▶ [Aim]: Drop the pictures from the entries below, then reproduce the rest exactly.

▶ [Raw records]:

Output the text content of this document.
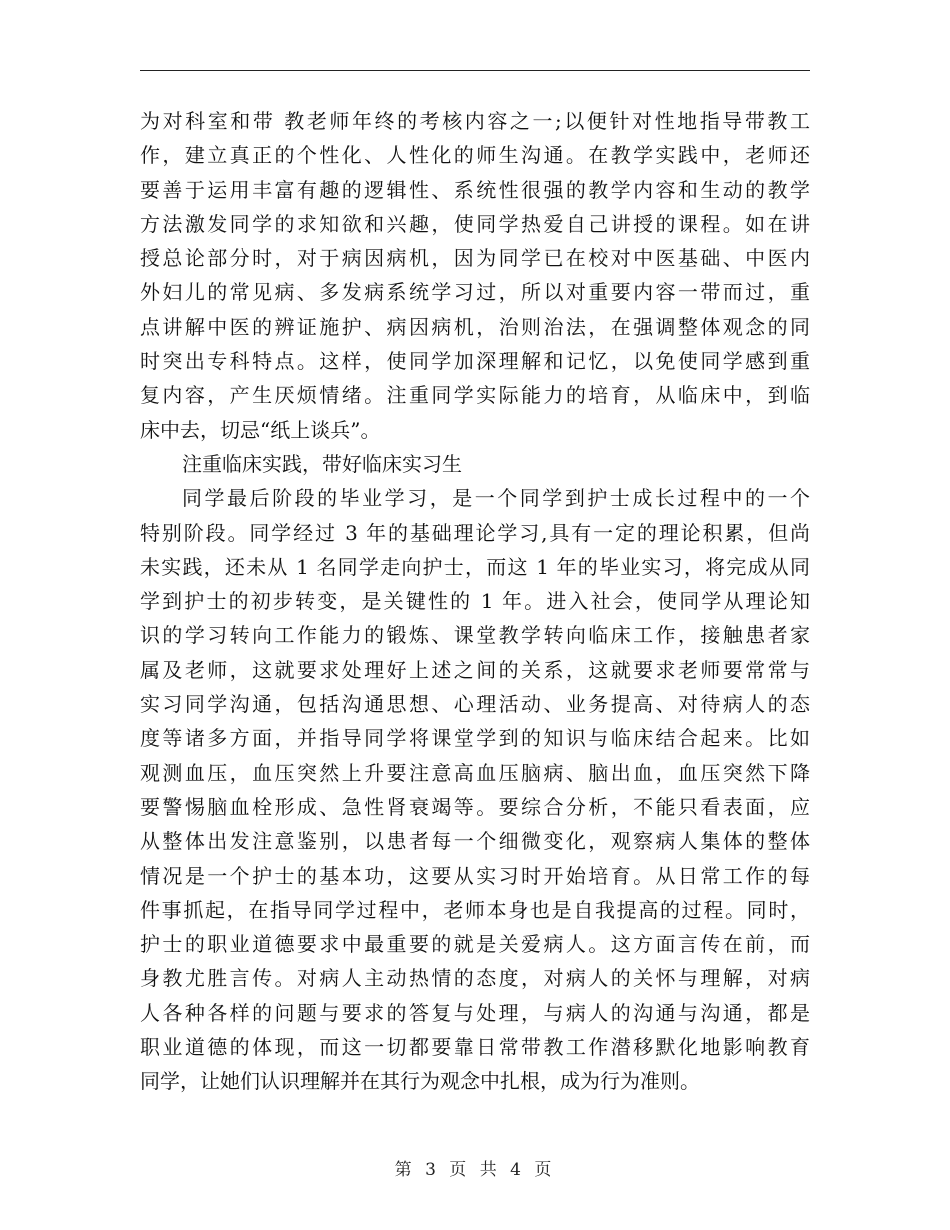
为对科室和带 教老师年终的考核内容之一;以便针对性地指导带教工
作，建立真正的个性化、人性化的师生沟通。在教学实践中，老师还
要善于运用丰富有趣的逻辑性、系统性很强的教学内容和生动的教学
方法激发同学的求知欲和兴趣，使同学热爱自己讲授的课程。如在讲
授总论部分时，对于病因病机，因为同学已在校对中医基础、中医内
外妇儿的常见病、多发病系统学习过，所以对重要内容一带而过，重
点讲解中医的辨证施护、病因病机，治则治法，在强调整体观念的同
时突出专科特点。这样，使同学加深理解和记忆，以免使同学感到重
复内容，产生厌烦情绪。注重同学实际能力的培育，从临床中，到临
床中去，切忌“纸上谈兵”。
注重临床实践，带好临床实习生
同学最后阶段的毕业学习，是一个同学到护士成长过程中的一个
特别阶段。同学经过 3 年的基础理论学习,具有一定的理论积累，但尚
未实践，还未从 1 名同学走向护士，而这 1 年的毕业实习，将完成从同
学到护士的初步转变，是关键性的 1 年。进入社会，使同学从理论知
识的学习转向工作能力的锻炼、课堂教学转向临床工作，接触患者家
属及老师，这就要求处理好上述之间的关系，这就要求老师要常常与
实习同学沟通，包括沟通思想、心理活动、业务提高、对待病人的态
度等诸多方面，并指导同学将课堂学到的知识与临床结合起来。比如
观测血压，血压突然上升要注意高血压脑病、脑出血，血压突然下降
要警惕脑血栓形成、急性肾衰竭等。要综合分析，不能只看表面，应
从整体出发注意鉴别，以患者每一个细微变化，观察病人集体的整体
情况是一个护士的基本功，这要从实习时开始培育。从日常工作的每
件事抓起，在指导同学过程中，老师本身也是自我提高的过程。同时，
护士的职业道德要求中最重要的就是关爱病人。这方面言传在前，而
身教尤胜言传。对病人主动热情的态度，对病人的关怀与理解，对病
人各种各样的问题与要求的答复与处理，与病人的沟通与沟通，都是
职业道德的体现，而这一切都要靠日常带教工作潜移默化地影响教育
同学，让她们认识理解并在其行为观念中扎根，成为行为准则。
第 3 页 共 4 页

▶ [Solution for this problem]:
Output the text content of this document.
为对科室和带 教老师年终的考核内容之一;以便针对性地指导带教工
作，建立真正的个性化、人性化的师生沟通。在教学实践中，老师还
要善于运用丰富有趣的逻辑性、系统性很强的教学内容和生动的教学
方法激发同学的求知欲和兴趣，使同学热爱自己讲授的课程。如在讲
授总论部分时，对于病因病机，因为同学已在校对中医基础、中医内
外妇儿的常见病、多发病系统学习过，所以对重要内容一带而过，重
点讲解中医的辨证施护、病因病机，治则治法，在强调整体观念的同
时突出专科特点。这样，使同学加深理解和记忆，以免使同学感到重
复内容，产生厌烦情绪。注重同学实际能力的培育，从临床中，到临
床中去，切忌“纸上谈兵”。
注重临床实践，带好临床实习生
同学最后阶段的毕业学习，是一个同学到护士成长过程中的一个
特别阶段。同学经过 3 年的基础理论学习,具有一定的理论积累，但尚
未实践，还未从 1 名同学走向护士，而这 1 年的毕业实习，将完成从同
学到护士的初步转变，是关键性的 1 年。进入社会，使同学从理论知
识的学习转向工作能力的锻炼、课堂教学转向临床工作，接触患者家
属及老师，这就要求处理好上述之间的关系，这就要求老师要常常与
实习同学沟通，包括沟通思想、心理活动、业务提高、对待病人的态
度等诸多方面，并指导同学将课堂学到的知识与临床结合起来。比如
观测血压，血压突然上升要注意高血压脑病、脑出血，血压突然下降
要警惕脑血栓形成、急性肾衰竭等。要综合分析，不能只看表面，应
从整体出发注意鉴别，以患者每一个细微变化，观察病人集体的整体
情况是一个护士的基本功，这要从实习时开始培育。从日常工作的每
件事抓起，在指导同学过程中，老师本身也是自我提高的过程。同时，
护士的职业道德要求中最重要的就是关爱病人。这方面言传在前，而
身教尤胜言传。对病人主动热情的态度，对病人的关怀与理解，对病
人各种各样的问题与要求的答复与处理，与病人的沟通与沟通，都是
职业道德的体现，而这一切都要靠日常带教工作潜移默化地影响教育
同学，让她们认识理解并在其行为观念中扎根，成为行为准则。
第 3 页 共 4 页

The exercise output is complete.